● To do
List each line of the data that holds the string "screenshot", please.

-- start of Records provided --

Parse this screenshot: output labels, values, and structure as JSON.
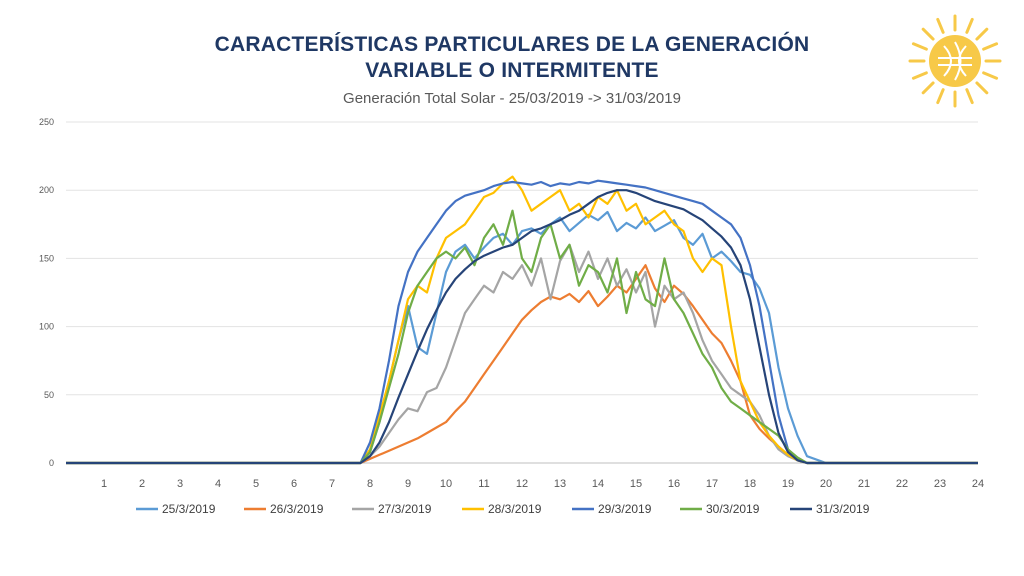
{
  "slide": {
    "title_line1": "CARACTERÍSTICAS PARTICULARES DE LA GENERACIÓN",
    "title_line2": "VARIABLE O INTERMITENTE",
    "logo_icon": "sun-icon",
    "logo_color": "#f7c948"
  },
  "chart_data": {
    "type": "line",
    "title": "Generación Total Solar - 25/03/2019 -> 31/03/2019",
    "xlabel": "",
    "ylabel": "",
    "ylim": [
      0,
      250
    ],
    "xlim": [
      0,
      24
    ],
    "yticks": [
      0,
      50,
      100,
      150,
      200,
      250
    ],
    "xticks": [
      "1",
      "2",
      "3",
      "4",
      "5",
      "6",
      "7",
      "8",
      "9",
      "10",
      "11",
      "12",
      "13",
      "14",
      "15",
      "16",
      "17",
      "18",
      "19",
      "20",
      "21",
      "22",
      "23",
      "24"
    ],
    "grid": true,
    "legend_position": "bottom",
    "x": [
      0,
      1,
      2,
      3,
      4,
      5,
      6,
      7,
      7.75,
      8,
      8.25,
      8.5,
      8.75,
      9,
      9.25,
      9.5,
      9.75,
      10,
      10.25,
      10.5,
      10.75,
      11,
      11.25,
      11.5,
      11.75,
      12,
      12.25,
      12.5,
      12.75,
      13,
      13.25,
      13.5,
      13.75,
      14,
      14.25,
      14.5,
      14.75,
      15,
      15.25,
      15.5,
      15.75,
      16,
      16.25,
      16.5,
      16.75,
      17,
      17.25,
      17.5,
      17.75,
      18,
      18.25,
      18.5,
      18.75,
      19,
      19.25,
      19.5,
      20,
      21,
      22,
      23,
      24
    ],
    "series": [
      {
        "name": "25/3/2019",
        "color": "#5b9bd5",
        "values": [
          0,
          0,
          0,
          0,
          0,
          0,
          0,
          0,
          0,
          8,
          30,
          60,
          90,
          115,
          85,
          80,
          110,
          140,
          155,
          160,
          150,
          158,
          165,
          168,
          160,
          170,
          172,
          168,
          175,
          180,
          170,
          176,
          182,
          178,
          184,
          170,
          176,
          172,
          180,
          170,
          174,
          178,
          165,
          160,
          168,
          150,
          155,
          148,
          140,
          138,
          128,
          110,
          70,
          40,
          20,
          5,
          0,
          0,
          0,
          0,
          0
        ]
      },
      {
        "name": "26/3/2019",
        "color": "#ed7d31",
        "values": [
          0,
          0,
          0,
          0,
          0,
          0,
          0,
          0,
          0,
          3,
          6,
          9,
          12,
          15,
          18,
          22,
          26,
          30,
          38,
          45,
          55,
          65,
          75,
          85,
          95,
          105,
          112,
          118,
          122,
          120,
          124,
          118,
          126,
          115,
          122,
          130,
          125,
          135,
          145,
          128,
          118,
          130,
          124,
          115,
          105,
          95,
          88,
          75,
          60,
          35,
          25,
          18,
          12,
          6,
          2,
          0,
          0,
          0,
          0,
          0,
          0
        ]
      },
      {
        "name": "27/3/2019",
        "color": "#a5a5a5",
        "values": [
          0,
          0,
          0,
          0,
          0,
          0,
          0,
          0,
          0,
          5,
          12,
          22,
          32,
          40,
          38,
          52,
          55,
          70,
          90,
          110,
          120,
          130,
          125,
          140,
          135,
          145,
          130,
          150,
          120,
          148,
          160,
          140,
          155,
          135,
          150,
          130,
          142,
          125,
          140,
          100,
          130,
          120,
          125,
          110,
          90,
          75,
          65,
          55,
          50,
          45,
          35,
          20,
          10,
          5,
          2,
          0,
          0,
          0,
          0,
          0,
          0
        ]
      },
      {
        "name": "28/3/2019",
        "color": "#ffc000",
        "values": [
          0,
          0,
          0,
          0,
          0,
          0,
          0,
          0,
          0,
          10,
          35,
          60,
          90,
          120,
          130,
          125,
          150,
          165,
          170,
          175,
          185,
          195,
          198,
          205,
          210,
          200,
          185,
          190,
          195,
          200,
          185,
          190,
          180,
          195,
          190,
          200,
          185,
          190,
          175,
          180,
          185,
          175,
          170,
          150,
          140,
          150,
          145,
          100,
          60,
          45,
          30,
          20,
          12,
          6,
          2,
          0,
          0,
          0,
          0,
          0,
          0
        ]
      },
      {
        "name": "29/3/2019",
        "color": "#4472c4",
        "values": [
          0,
          0,
          0,
          0,
          0,
          0,
          0,
          0,
          0,
          15,
          40,
          75,
          115,
          140,
          155,
          165,
          175,
          185,
          192,
          196,
          198,
          200,
          203,
          205,
          206,
          205,
          204,
          206,
          203,
          205,
          204,
          206,
          205,
          207,
          206,
          205,
          204,
          203,
          202,
          200,
          198,
          196,
          194,
          192,
          190,
          185,
          180,
          175,
          165,
          145,
          115,
          75,
          35,
          10,
          3,
          0,
          0,
          0,
          0,
          0,
          0
        ]
      },
      {
        "name": "30/3/2019",
        "color": "#70ad47",
        "values": [
          0,
          0,
          0,
          0,
          0,
          0,
          0,
          0,
          0,
          8,
          30,
          55,
          80,
          110,
          130,
          140,
          150,
          155,
          150,
          158,
          145,
          165,
          175,
          160,
          185,
          150,
          140,
          165,
          175,
          150,
          160,
          130,
          145,
          140,
          125,
          150,
          110,
          140,
          120,
          115,
          150,
          120,
          110,
          95,
          80,
          70,
          55,
          45,
          40,
          35,
          30,
          25,
          20,
          10,
          4,
          0,
          0,
          0,
          0,
          0,
          0
        ]
      },
      {
        "name": "31/3/2019",
        "color": "#264478",
        "values": [
          0,
          0,
          0,
          0,
          0,
          0,
          0,
          0,
          0,
          5,
          15,
          30,
          48,
          65,
          82,
          98,
          112,
          125,
          135,
          142,
          148,
          152,
          155,
          158,
          160,
          165,
          170,
          172,
          175,
          178,
          182,
          185,
          190,
          195,
          198,
          200,
          200,
          198,
          195,
          192,
          190,
          188,
          186,
          182,
          178,
          172,
          166,
          158,
          145,
          120,
          85,
          50,
          22,
          8,
          2,
          0,
          0,
          0,
          0,
          0,
          0
        ]
      }
    ]
  }
}
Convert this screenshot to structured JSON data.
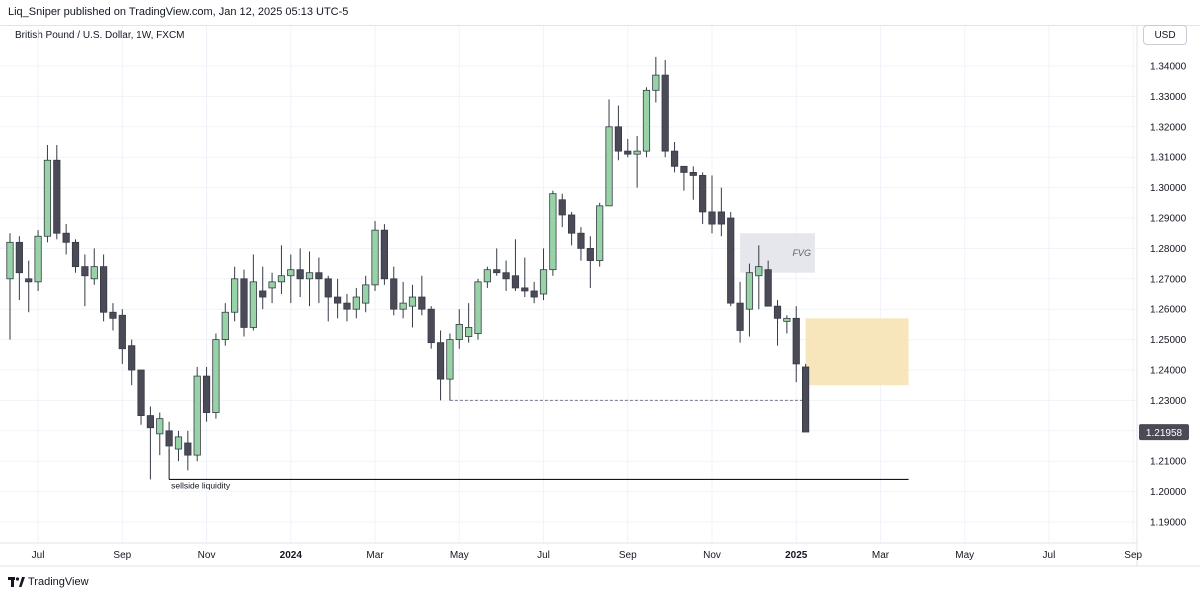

-- end of Records provided --

● Task answer
Parse this screenshot: output labels, values, and structure as JSON.
Convert this screenshot to structured JSON data.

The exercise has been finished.